▸ **Given instruction**:
Copy out every line of the records where the string "true" occurs.

▸ **Record excerpts**:
* * * * * * * * *

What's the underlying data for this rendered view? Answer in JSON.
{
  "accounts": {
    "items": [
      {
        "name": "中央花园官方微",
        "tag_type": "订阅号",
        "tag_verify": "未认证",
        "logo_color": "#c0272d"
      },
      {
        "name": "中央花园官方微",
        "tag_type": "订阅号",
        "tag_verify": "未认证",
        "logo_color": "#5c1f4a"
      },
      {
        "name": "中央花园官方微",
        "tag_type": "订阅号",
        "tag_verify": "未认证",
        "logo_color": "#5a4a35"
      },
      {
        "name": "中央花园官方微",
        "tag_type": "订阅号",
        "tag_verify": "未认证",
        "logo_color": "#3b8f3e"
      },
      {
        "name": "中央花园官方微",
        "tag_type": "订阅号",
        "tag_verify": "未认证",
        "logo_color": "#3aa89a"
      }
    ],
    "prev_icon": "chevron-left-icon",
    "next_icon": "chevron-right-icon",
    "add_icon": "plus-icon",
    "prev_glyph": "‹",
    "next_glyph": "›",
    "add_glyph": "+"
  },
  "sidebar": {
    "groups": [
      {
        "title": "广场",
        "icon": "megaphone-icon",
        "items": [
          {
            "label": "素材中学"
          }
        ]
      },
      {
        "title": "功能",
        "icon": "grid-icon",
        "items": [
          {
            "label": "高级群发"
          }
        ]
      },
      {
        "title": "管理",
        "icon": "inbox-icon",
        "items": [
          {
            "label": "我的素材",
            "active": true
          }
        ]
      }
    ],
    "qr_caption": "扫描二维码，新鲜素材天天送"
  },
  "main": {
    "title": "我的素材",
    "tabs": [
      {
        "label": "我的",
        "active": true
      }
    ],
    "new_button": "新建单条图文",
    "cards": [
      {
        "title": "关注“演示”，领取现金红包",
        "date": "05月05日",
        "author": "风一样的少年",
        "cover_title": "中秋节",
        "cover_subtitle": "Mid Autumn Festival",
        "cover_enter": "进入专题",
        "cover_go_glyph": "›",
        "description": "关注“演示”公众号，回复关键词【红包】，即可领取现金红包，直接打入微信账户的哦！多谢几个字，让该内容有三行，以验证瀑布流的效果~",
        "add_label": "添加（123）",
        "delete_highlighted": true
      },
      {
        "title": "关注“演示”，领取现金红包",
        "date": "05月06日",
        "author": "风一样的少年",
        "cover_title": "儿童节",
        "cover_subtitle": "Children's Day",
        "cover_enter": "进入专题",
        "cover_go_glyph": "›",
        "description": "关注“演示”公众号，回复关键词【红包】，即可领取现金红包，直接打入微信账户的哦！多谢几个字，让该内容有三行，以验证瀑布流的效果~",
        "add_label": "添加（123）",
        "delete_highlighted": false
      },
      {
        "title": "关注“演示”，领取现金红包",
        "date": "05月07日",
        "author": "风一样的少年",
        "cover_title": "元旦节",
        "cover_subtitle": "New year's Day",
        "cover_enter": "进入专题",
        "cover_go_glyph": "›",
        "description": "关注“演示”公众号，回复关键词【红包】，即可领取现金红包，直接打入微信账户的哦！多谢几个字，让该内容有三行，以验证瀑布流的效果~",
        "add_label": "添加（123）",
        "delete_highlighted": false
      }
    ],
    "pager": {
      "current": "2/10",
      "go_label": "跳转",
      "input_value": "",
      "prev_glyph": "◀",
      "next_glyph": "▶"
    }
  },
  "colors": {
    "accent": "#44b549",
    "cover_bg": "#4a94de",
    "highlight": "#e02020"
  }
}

* * * * * * * * *

▸ **Exercise answer**:
            "active": true
        "active": true
        "delete_highlighted": true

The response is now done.